Problem: Copy out every record below, word for word.
┄┄┄┄┄┄
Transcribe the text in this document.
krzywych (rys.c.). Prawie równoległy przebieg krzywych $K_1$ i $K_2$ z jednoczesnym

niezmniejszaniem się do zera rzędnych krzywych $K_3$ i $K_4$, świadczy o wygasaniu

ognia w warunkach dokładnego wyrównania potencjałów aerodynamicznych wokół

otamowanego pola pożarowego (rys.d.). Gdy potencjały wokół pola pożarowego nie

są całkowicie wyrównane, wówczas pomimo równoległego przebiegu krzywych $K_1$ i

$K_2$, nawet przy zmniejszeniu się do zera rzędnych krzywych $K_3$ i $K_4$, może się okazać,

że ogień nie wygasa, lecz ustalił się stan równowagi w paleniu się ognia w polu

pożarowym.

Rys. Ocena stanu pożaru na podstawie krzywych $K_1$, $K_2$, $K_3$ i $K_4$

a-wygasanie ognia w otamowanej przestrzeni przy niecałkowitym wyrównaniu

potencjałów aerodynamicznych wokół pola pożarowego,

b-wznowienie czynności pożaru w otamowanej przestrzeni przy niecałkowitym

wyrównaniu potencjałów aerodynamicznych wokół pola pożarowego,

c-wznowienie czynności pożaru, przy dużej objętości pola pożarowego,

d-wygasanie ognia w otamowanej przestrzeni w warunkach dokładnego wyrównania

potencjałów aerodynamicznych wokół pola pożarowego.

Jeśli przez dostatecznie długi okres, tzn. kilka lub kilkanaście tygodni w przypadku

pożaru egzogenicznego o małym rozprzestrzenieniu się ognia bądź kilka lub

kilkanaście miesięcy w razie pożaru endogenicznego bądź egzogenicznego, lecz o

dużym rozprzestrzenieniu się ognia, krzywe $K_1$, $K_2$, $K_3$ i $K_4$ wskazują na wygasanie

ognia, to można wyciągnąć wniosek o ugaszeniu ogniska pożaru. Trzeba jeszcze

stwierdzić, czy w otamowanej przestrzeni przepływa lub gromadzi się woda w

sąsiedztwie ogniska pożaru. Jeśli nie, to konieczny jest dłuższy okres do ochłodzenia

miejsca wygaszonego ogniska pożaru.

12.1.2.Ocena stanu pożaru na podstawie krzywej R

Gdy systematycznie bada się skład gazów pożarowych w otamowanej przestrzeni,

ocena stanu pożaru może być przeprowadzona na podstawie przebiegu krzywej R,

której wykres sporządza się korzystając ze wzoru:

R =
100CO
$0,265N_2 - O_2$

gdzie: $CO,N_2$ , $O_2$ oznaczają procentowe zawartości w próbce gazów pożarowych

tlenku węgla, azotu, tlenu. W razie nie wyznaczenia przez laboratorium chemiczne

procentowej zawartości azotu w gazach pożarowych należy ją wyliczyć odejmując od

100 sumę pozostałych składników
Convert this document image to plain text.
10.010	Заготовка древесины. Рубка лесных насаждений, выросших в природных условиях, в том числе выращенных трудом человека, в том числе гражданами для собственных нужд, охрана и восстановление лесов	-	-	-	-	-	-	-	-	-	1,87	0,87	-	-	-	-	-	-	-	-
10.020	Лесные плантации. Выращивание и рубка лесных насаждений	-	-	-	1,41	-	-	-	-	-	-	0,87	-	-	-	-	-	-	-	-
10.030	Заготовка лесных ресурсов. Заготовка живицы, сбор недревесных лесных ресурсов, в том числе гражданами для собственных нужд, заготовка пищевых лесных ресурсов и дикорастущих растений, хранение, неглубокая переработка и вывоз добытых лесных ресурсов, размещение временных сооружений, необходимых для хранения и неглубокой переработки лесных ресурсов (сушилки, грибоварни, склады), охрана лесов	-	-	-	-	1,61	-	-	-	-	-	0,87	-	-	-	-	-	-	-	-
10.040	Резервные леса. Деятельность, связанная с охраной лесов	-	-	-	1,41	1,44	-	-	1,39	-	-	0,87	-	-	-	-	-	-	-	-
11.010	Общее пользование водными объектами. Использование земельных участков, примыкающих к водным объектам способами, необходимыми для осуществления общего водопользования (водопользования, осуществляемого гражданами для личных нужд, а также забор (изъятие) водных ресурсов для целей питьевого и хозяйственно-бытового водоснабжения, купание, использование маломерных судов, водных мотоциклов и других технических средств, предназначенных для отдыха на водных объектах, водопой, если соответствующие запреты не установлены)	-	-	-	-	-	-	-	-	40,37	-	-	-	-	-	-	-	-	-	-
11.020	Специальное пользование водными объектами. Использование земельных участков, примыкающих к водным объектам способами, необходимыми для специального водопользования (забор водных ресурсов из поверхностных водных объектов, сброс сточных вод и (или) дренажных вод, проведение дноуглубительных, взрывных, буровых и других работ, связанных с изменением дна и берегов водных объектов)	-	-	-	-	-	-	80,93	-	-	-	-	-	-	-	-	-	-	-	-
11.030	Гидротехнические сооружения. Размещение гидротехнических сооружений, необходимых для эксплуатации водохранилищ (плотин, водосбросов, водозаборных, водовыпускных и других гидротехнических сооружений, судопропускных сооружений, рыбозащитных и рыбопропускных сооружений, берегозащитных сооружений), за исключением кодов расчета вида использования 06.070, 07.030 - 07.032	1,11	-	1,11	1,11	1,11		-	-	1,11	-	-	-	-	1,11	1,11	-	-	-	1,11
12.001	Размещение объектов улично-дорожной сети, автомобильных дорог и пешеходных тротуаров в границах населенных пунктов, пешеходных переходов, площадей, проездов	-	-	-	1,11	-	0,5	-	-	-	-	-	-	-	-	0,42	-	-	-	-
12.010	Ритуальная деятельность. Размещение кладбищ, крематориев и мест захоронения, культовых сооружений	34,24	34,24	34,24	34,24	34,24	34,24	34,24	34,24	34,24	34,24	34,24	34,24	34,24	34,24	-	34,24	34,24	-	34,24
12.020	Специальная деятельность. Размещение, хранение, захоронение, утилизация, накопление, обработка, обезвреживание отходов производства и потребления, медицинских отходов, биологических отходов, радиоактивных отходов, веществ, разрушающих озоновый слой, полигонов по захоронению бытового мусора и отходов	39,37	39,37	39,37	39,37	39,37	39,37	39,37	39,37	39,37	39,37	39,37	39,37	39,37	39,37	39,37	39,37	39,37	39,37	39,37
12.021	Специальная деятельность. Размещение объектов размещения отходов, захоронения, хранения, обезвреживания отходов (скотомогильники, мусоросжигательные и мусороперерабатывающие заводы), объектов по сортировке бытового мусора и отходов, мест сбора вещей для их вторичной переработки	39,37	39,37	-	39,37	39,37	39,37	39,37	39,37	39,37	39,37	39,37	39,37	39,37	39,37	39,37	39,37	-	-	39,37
┄┄┄┄┄┄
Task result:
Transcribe the text in this document.
krzywych (rys.c.). Prawie równoległy przebieg krzywych $K_1$ i $K_2$ z jednoczesnym

niezmniejszaniem się do zera rzędnych krzywych $K_3$ i $K_4$, świadczy o wygasaniu

ognia w warunkach dokładnego wyrównania potencjałów aerodynamicznych wokół

otamowanego pola pożarowego (rys.d.). Gdy potencjały wokół pola pożarowego nie

są całkowicie wyrównane, wówczas pomimo równoległego przebiegu krzywych $K_1$ i

$K_2$, nawet przy zmniejszeniu się do zera rzędnych krzywych $K_3$ i $K_4$, może się okazać,

że ogień nie wygasa, lecz ustalił się stan równowagi w paleniu się ognia w polu

pożarowym.

Rys. Ocena stanu pożaru na podstawie krzywych $K_1$, $K_2$, $K_3$ i $K_4$

a-wygasanie ognia w otamowanej przestrzeni przy niecałkowitym wyrównaniu

potencjałów aerodynamicznych wokół pola pożarowego,

b-wznowienie czynności pożaru w otamowanej przestrzeni przy niecałkowitym

wyrównaniu potencjałów aerodynamicznych wokół pola pożarowego,

c-wznowienie czynności pożaru, przy dużej objętości pola pożarowego,

d-wygasanie ognia w otamowanej przestrzeni w warunkach dokładnego wyrównania

potencjałów aerodynamicznych wokół pola pożarowego.

Jeśli przez dostatecznie długi okres, tzn. kilka lub kilkanaście tygodni w przypadku

pożaru egzogenicznego o małym rozprzestrzenieniu się ognia bądź kilka lub

kilkanaście miesięcy w razie pożaru endogenicznego bądź egzogenicznego, lecz o

dużym rozprzestrzenieniu się ognia, krzywe $K_1$, $K_2$, $K_3$ i $K_4$ wskazują na wygasanie

ognia, to można wyciągnąć wniosek o ugaszeniu ogniska pożaru. Trzeba jeszcze

stwierdzić, czy w otamowanej przestrzeni przepływa lub gromadzi się woda w

sąsiedztwie ogniska pożaru. Jeśli nie, to konieczny jest dłuższy okres do ochłodzenia

miejsca wygaszonego ogniska pożaru.

12.1.2.Ocena stanu pożaru na podstawie krzywej R

Gdy systematycznie bada się skład gazów pożarowych w otamowanej przestrzeni,

ocena stanu pożaru może być przeprowadzona na podstawie przebiegu krzywej R,

której wykres sporządza się korzystając ze wzoru:

R =
100CO
$0,265N_2 - O_2$

gdzie: $CO,N_2$ , $O_2$ oznaczają procentowe zawartości w próbce gazów pożarowych

tlenku węgla, azotu, tlenu. W razie nie wyznaczenia przez laboratorium chemiczne

procentowej zawartości azotu w gazach pożarowych należy ją wyliczyć odejmując od

100 sumę pozostałych składników
Convert this document image to plain text.
10.010	Заготовка древесины. Рубка лесных насаждений, выросших в природных условиях, в том числе выращенных трудом человека, в том числе гражданами для собственных нужд, охрана и восстановление лесов	-	-	-	-	-	-	-	-	-	1,87	0,87	-	-	-	-	-	-	-	-
10.020	Лесные плантации. Выращивание и рубка лесных насаждений	-	-	-	1,41	-	-	-	-	-	-	0,87	-	-	-	-	-	-	-	-
10.030	Заготовка лесных ресурсов. Заготовка живицы, сбор недревесных лесных ресурсов, в том числе гражданами для собственных нужд, заготовка пищевых лесных ресурсов и дикорастущих растений, хранение, неглубокая переработка и вывоз добытых лесных ресурсов, размещение временных сооружений, необходимых для хранения и неглубокой переработки лесных ресурсов (сушилки, грибоварни, склады), охрана лесов	-	-	-	-	1,61	-	-	-	-	-	0,87	-	-	-	-	-	-	-	-
10.040	Резервные леса. Деятельность, связанная с охраной лесов	-	-	-	1,41	1,44	-	-	1,39	-	-	0,87	-	-	-	-	-	-	-	-
11.010	Общее пользование водными объектами. Использование земельных участков, примыкающих к водным объектам способами, необходимыми для осуществления общего водопользования (водопользования, осуществляемого гражданами для личных нужд, а также забор (изъятие) водных ресурсов для целей питьевого и хозяйственно-бытового водоснабжения, купание, использование маломерных судов, водных мотоциклов и других технических средств, предназначенных для отдыха на водных объектах, водопой, если соответствующие запреты не установлены)	-	-	-	-	-	-	-	-	40,37	-	-	-	-	-	-	-	-	-	-
11.020	Специальное пользование водными объектами. Использование земельных участков, примыкающих к водным объектам способами, необходимыми для специального водопользования (забор водных ресурсов из поверхностных водных объектов, сброс сточных вод и (или) дренажных вод, проведение дноуглубительных, взрывных, буровых и других работ, связанных с изменением дна и берегов водных объектов)	-	-	-	-	-	-	80,93	-	-	-	-	-	-	-	-	-	-	-	-
11.030	Гидротехнические сооружения. Размещение гидротехнических сооружений, необходимых для эксплуатации водохранилищ (плотин, водосбросов, водозаборных, водовыпускных и других гидротехнических сооружений, судопропускных сооружений, рыбозащитных и рыбопропускных сооружений, берегозащитных сооружений), за исключением кодов расчета вида использования 06.070, 07.030 - 07.032	1,11	-	1,11	1,11	1,11		-	-	1,11	-	-	-	-	1,11	1,11	-	-	-	1,11
12.001	Размещение объектов улично-дорожной сети, автомобильных дорог и пешеходных тротуаров в границах населенных пунктов, пешеходных переходов, площадей, проездов	-	-	-	1,11	-	0,5	-	-	-	-	-	-	-	-	0,42	-	-	-	-
12.010	Ритуальная деятельность. Размещение кладбищ, крематориев и мест захоронения, культовых сооружений	34,24	34,24	34,24	34,24	34,24	34,24	34,24	34,24	34,24	34,24	34,24	34,24	34,24	34,24	-	34,24	34,24	-	34,24
12.020	Специальная деятельность. Размещение, хранение, захоронение, утилизация, накопление, обработка, обезвреживание отходов производства и потребления, медицинских отходов, биологических отходов, радиоактивных отходов, веществ, разрушающих озоновый слой, полигонов по захоронению бытового мусора и отходов	39,37	39,37	39,37	39,37	39,37	39,37	39,37	39,37	39,37	39,37	39,37	39,37	39,37	39,37	39,37	39,37	39,37	39,37	39,37
12.021	Специальная деятельность. Размещение объектов размещения отходов, захоронения, хранения, обезвреживания отходов (скотомогильники, мусоросжигательные и мусороперерабатывающие заводы), объектов по сортировке бытового мусора и отходов, мест сбора вещей для их вторичной переработки	39,37	39,37	-	39,37	39,37	39,37	39,37	39,37	39,37	39,37	39,37	39,37	39,37	39,37	39,37	39,37	-	-	39,37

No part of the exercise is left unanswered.